### WHAT THE TASK REQUIRES
Go through the records and copy each line where the word "likes" occurs.

[Dataset entries]
┄┄┄┄┄┄

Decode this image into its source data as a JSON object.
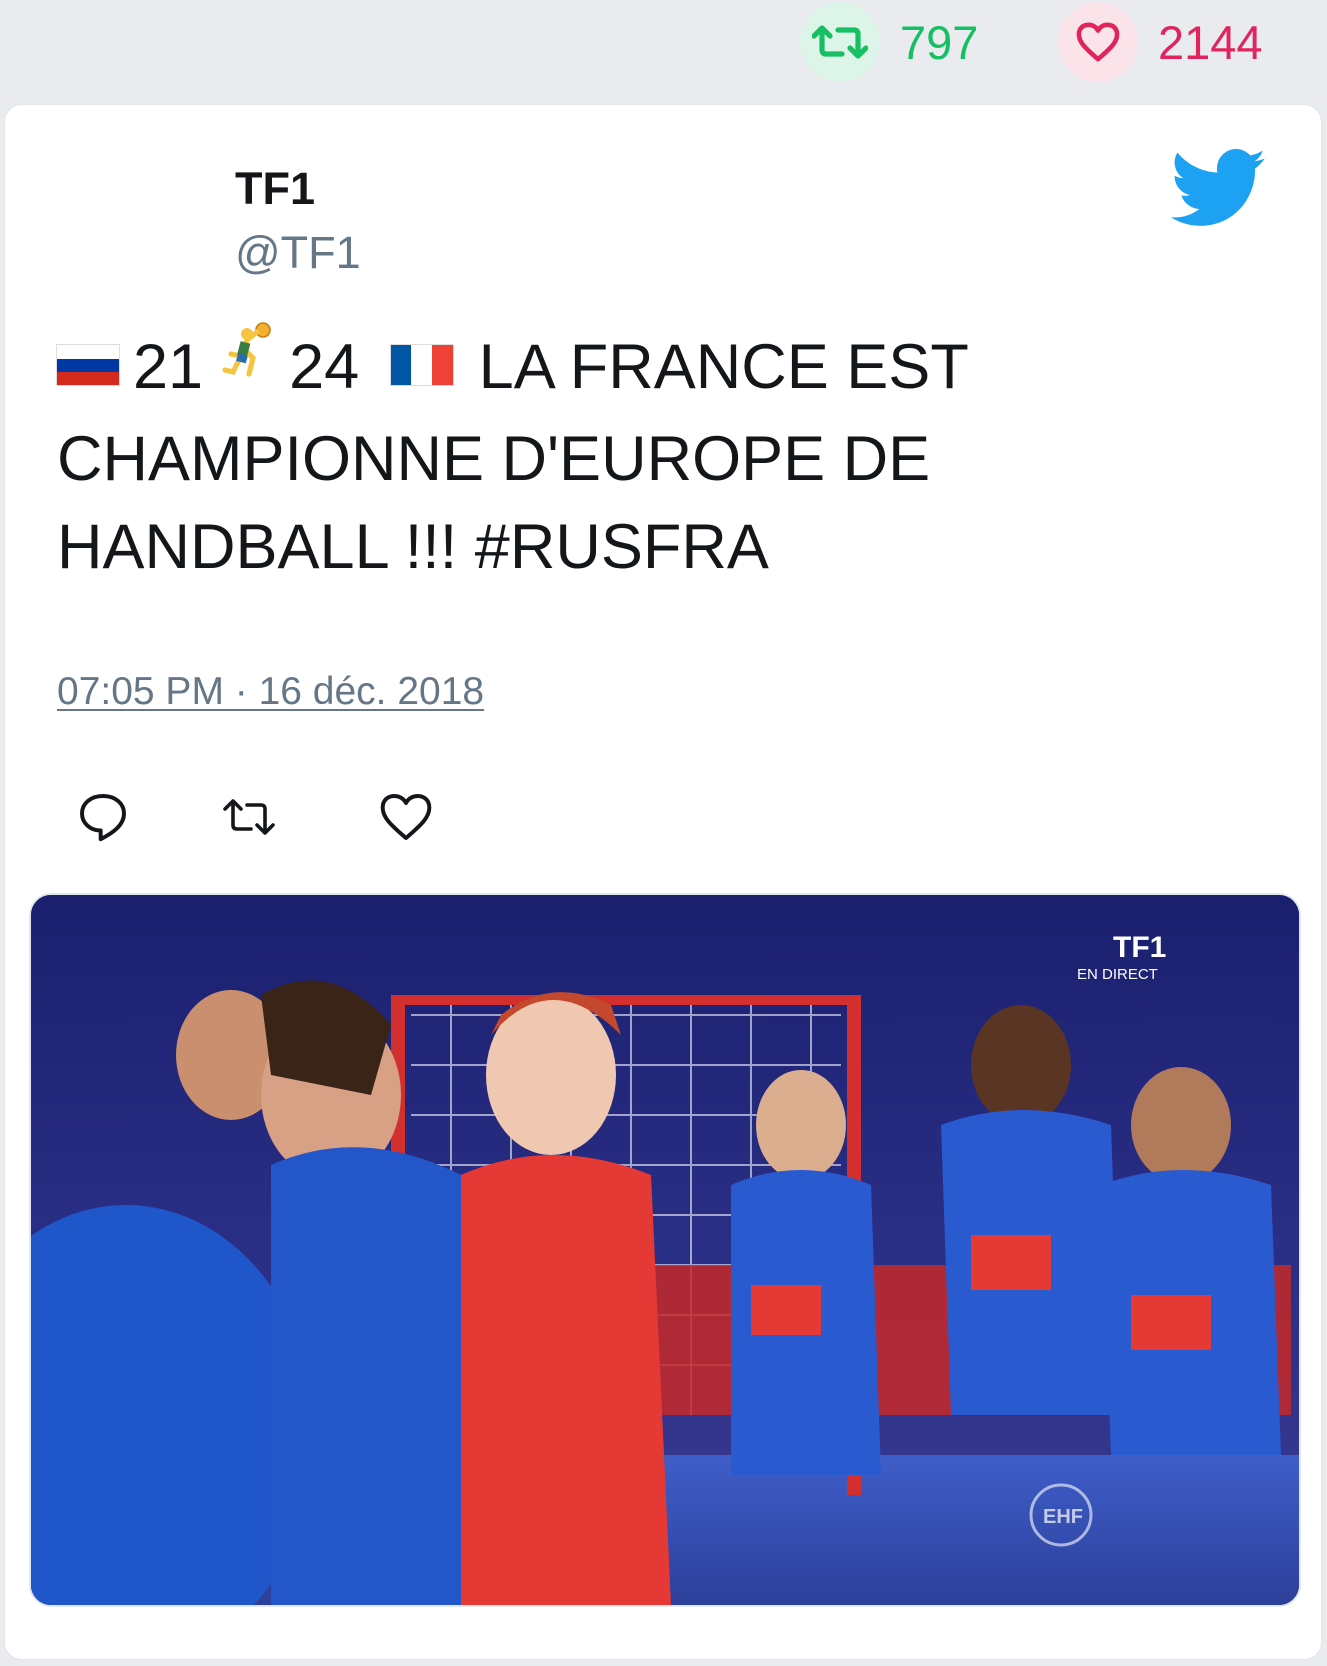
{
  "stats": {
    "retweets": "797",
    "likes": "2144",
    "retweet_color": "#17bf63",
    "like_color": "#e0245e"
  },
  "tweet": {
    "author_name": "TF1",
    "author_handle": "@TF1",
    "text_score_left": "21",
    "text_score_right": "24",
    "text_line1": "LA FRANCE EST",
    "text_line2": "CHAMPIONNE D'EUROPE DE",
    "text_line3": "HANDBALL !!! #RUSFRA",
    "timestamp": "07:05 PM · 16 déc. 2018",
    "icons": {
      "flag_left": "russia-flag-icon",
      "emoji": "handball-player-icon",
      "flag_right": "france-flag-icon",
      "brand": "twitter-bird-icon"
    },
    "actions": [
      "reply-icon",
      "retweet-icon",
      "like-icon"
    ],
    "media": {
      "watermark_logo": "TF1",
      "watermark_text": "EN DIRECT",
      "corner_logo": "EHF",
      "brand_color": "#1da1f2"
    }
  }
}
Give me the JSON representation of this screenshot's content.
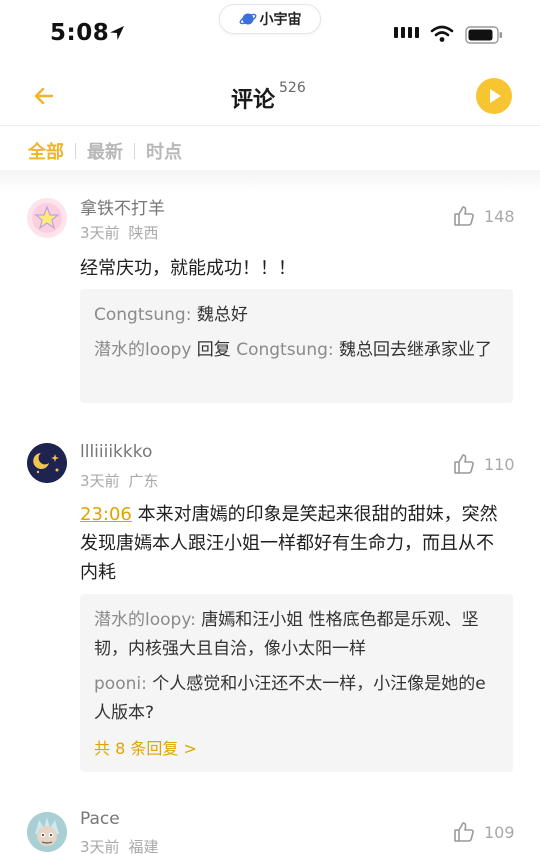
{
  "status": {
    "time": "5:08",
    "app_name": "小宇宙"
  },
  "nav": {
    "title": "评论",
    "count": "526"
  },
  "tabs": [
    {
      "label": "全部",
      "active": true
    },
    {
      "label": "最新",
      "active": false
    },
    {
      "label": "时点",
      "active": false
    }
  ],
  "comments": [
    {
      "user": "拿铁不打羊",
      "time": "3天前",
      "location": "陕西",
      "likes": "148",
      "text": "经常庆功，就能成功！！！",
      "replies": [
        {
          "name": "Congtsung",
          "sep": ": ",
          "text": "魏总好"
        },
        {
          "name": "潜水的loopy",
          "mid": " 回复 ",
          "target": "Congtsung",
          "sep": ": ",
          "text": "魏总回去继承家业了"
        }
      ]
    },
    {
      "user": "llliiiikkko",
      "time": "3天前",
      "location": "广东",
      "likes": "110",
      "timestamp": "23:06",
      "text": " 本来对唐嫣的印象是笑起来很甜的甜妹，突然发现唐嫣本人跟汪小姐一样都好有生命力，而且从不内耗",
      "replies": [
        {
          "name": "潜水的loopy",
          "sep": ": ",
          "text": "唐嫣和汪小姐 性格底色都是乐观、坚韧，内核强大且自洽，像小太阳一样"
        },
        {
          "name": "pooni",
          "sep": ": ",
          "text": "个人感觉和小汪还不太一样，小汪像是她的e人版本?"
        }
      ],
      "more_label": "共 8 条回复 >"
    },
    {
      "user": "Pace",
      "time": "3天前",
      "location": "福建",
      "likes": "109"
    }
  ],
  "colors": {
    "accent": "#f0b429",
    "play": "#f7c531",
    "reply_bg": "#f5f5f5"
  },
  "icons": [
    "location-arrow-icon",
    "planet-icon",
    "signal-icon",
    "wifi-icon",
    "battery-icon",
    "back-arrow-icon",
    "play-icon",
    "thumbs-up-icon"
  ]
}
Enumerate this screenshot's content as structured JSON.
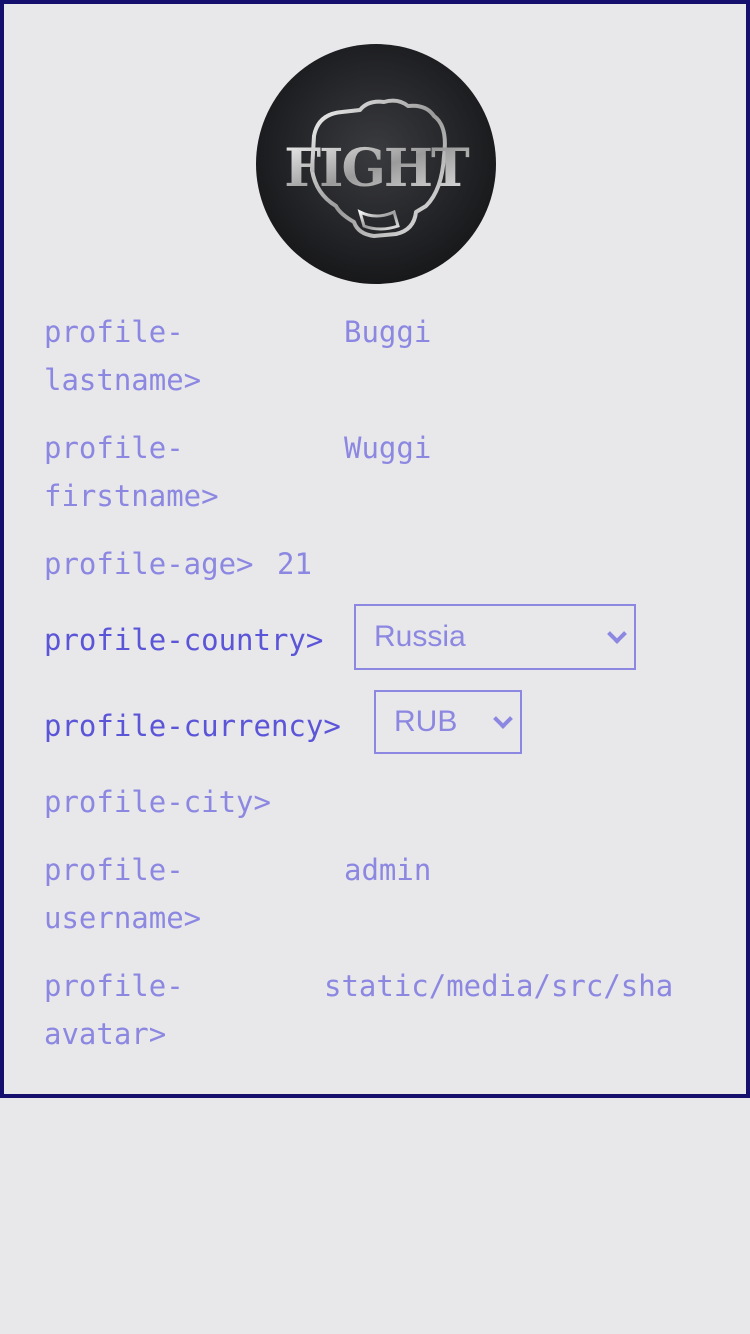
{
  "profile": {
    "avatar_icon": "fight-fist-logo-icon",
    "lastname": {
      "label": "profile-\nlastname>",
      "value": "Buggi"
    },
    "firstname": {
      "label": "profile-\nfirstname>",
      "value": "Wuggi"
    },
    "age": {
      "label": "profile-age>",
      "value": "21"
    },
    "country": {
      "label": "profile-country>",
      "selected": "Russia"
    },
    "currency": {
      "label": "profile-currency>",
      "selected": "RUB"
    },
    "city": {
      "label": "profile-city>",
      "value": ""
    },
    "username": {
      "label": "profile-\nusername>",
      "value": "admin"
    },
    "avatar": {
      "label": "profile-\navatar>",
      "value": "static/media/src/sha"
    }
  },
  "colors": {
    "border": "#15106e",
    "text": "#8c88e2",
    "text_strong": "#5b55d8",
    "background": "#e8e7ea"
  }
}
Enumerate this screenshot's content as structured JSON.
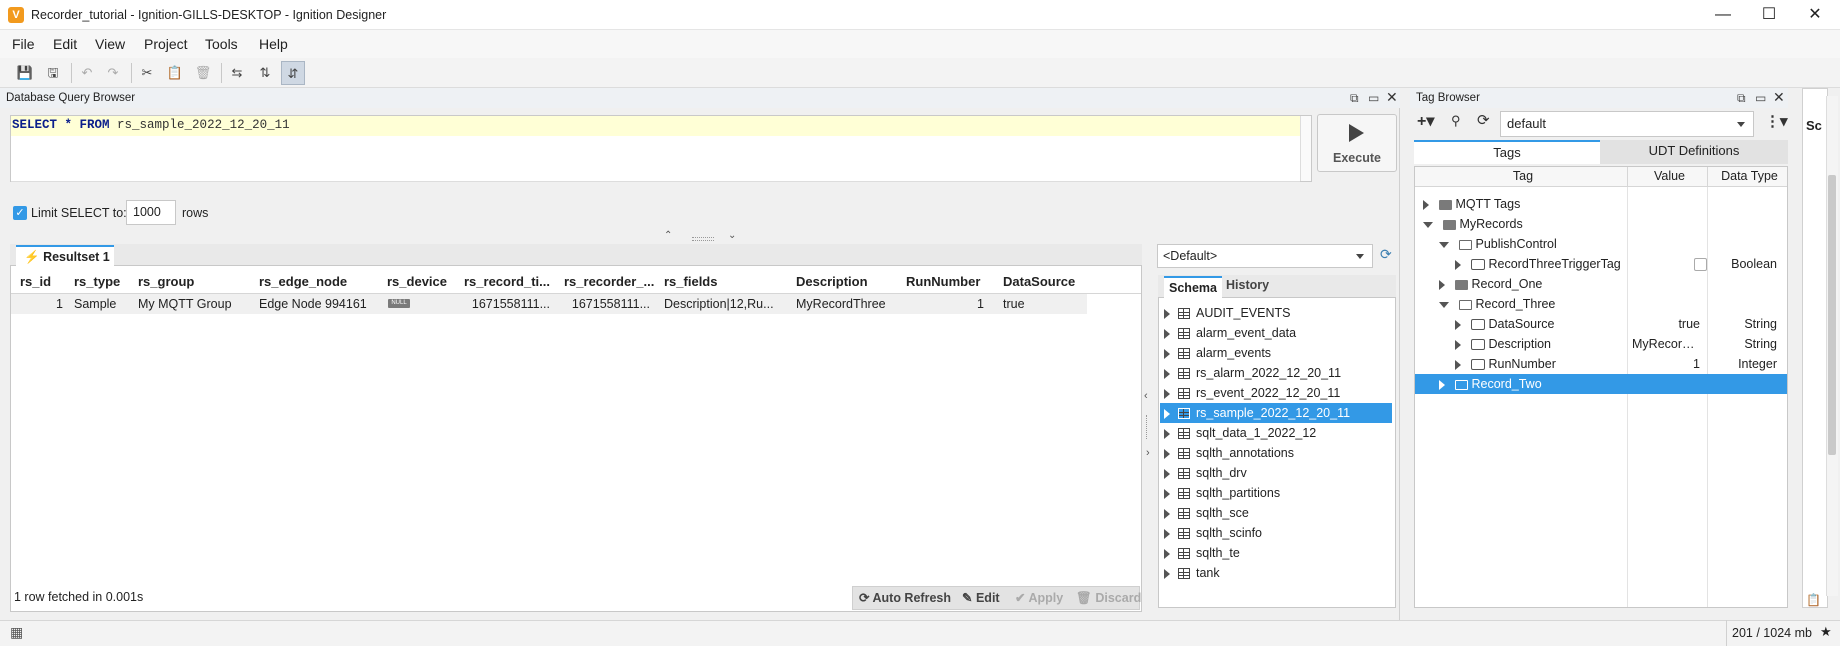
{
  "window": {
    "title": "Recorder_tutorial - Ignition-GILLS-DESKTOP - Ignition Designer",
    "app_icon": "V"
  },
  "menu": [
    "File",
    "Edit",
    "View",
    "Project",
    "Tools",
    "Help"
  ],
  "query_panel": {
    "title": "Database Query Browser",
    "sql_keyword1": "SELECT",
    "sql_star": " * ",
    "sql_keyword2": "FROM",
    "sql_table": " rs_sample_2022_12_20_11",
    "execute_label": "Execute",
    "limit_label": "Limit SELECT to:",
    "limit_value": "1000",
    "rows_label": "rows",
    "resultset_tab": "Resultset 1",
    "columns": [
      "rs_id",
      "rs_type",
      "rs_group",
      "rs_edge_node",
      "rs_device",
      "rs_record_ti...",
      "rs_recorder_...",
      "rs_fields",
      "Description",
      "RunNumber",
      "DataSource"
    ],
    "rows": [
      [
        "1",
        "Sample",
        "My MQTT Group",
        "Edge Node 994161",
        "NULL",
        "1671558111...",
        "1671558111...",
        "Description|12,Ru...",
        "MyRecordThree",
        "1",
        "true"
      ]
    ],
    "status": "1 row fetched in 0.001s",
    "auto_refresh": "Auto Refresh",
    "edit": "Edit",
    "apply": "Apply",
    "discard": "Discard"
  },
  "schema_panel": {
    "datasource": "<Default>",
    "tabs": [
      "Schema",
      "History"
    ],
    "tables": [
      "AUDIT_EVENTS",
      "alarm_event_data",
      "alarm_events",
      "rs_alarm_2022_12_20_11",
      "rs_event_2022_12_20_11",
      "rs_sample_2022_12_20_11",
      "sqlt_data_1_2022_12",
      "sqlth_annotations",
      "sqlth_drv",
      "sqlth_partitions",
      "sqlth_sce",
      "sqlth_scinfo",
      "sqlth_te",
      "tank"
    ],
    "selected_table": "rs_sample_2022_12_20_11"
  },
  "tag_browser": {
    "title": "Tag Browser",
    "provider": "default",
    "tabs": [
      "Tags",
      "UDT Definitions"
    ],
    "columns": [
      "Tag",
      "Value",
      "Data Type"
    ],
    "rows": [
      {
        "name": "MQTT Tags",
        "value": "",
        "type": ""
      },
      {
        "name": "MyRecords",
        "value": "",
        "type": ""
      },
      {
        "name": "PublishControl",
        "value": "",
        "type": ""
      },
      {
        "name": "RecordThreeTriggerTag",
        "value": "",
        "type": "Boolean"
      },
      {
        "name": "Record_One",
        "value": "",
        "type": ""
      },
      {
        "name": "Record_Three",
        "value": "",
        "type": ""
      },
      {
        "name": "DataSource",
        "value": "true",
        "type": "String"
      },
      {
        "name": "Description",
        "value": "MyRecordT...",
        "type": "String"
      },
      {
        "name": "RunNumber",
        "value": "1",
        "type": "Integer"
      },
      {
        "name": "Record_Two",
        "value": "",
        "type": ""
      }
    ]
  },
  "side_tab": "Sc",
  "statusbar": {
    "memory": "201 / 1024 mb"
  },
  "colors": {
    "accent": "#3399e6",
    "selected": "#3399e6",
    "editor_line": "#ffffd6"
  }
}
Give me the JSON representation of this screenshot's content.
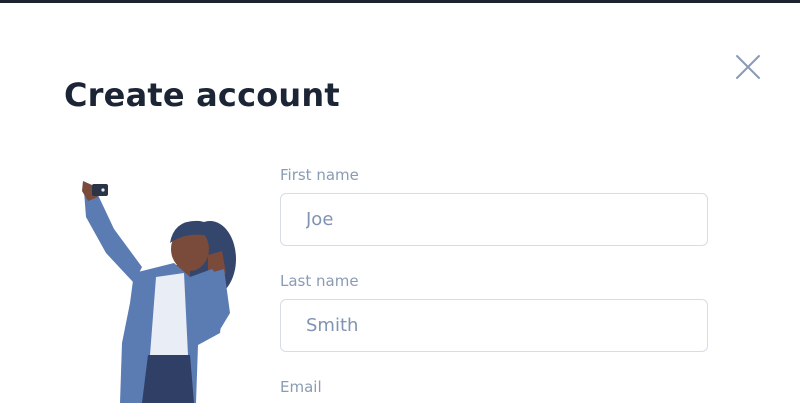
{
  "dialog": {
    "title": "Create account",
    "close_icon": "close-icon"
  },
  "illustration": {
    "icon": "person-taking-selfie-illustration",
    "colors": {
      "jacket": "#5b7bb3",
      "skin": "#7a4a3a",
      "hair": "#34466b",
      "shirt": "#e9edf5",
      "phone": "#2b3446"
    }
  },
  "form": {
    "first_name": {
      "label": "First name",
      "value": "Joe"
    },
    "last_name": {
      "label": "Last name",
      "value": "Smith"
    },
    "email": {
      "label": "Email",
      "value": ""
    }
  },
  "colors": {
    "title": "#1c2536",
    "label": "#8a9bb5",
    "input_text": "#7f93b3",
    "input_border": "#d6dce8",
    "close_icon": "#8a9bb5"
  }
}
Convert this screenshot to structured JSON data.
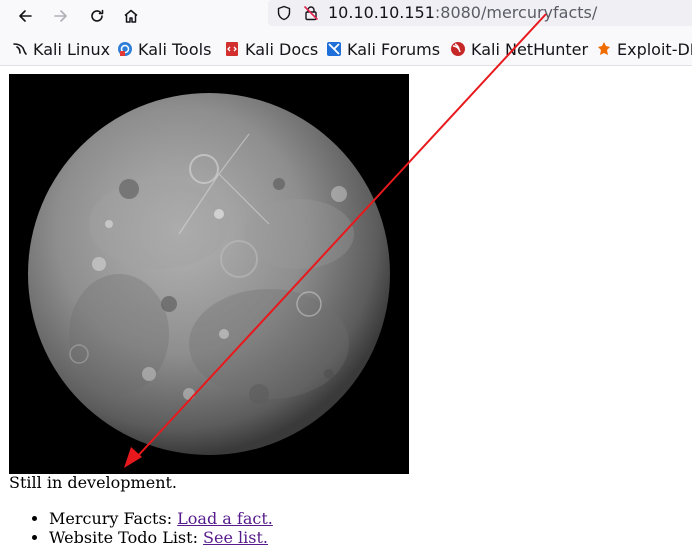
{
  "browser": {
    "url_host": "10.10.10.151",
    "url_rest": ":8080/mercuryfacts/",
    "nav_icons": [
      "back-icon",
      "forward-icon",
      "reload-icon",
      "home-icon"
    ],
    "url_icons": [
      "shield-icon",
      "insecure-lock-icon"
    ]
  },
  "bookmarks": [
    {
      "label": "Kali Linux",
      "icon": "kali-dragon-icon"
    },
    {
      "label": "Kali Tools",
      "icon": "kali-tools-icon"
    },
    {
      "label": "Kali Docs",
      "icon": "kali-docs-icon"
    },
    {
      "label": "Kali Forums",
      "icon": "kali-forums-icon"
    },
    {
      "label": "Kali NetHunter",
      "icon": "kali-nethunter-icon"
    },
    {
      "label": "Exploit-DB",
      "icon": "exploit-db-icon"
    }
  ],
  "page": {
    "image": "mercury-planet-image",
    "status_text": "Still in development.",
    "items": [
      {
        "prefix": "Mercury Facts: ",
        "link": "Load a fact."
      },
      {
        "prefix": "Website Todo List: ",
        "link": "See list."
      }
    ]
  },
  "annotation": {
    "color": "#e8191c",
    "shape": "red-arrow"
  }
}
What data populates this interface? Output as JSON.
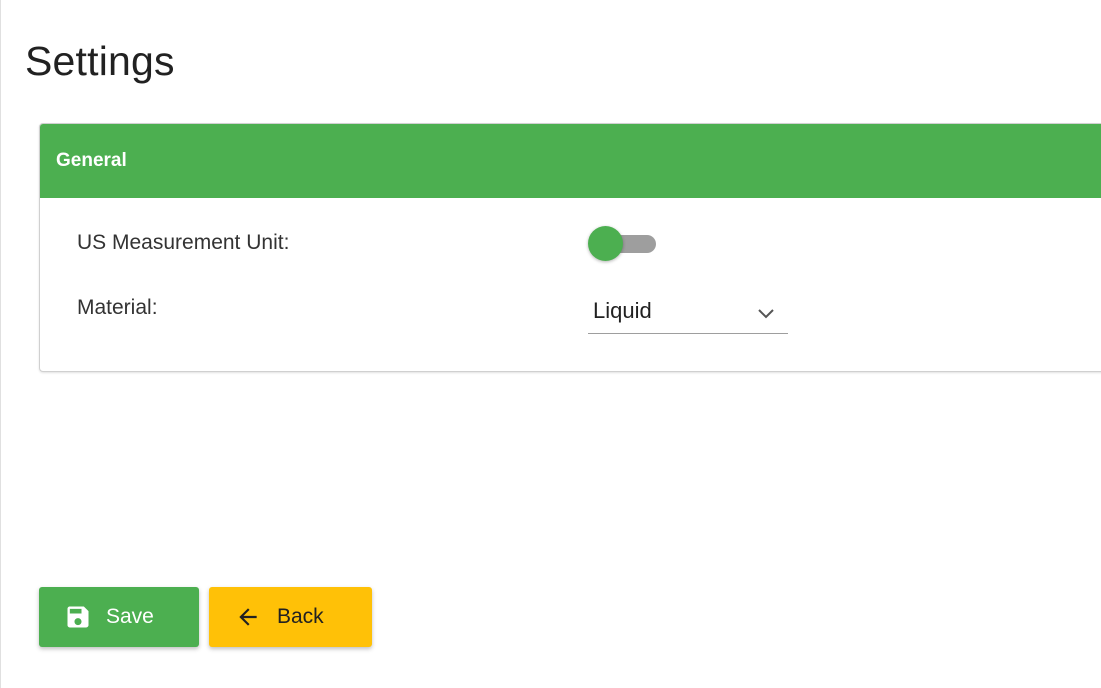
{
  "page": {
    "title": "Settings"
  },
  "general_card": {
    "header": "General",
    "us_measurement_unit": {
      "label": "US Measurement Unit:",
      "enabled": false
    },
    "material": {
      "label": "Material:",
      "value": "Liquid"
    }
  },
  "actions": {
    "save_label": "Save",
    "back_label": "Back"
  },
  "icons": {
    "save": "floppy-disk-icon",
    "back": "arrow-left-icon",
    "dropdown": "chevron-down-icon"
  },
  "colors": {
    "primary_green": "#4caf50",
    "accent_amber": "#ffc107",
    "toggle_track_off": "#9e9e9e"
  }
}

┄┄┄┄┄┄

### COMPLETE OUTPUT
    "likes": "2144",
      "likes": "148",
      "likes": "110",
      "likes": "109"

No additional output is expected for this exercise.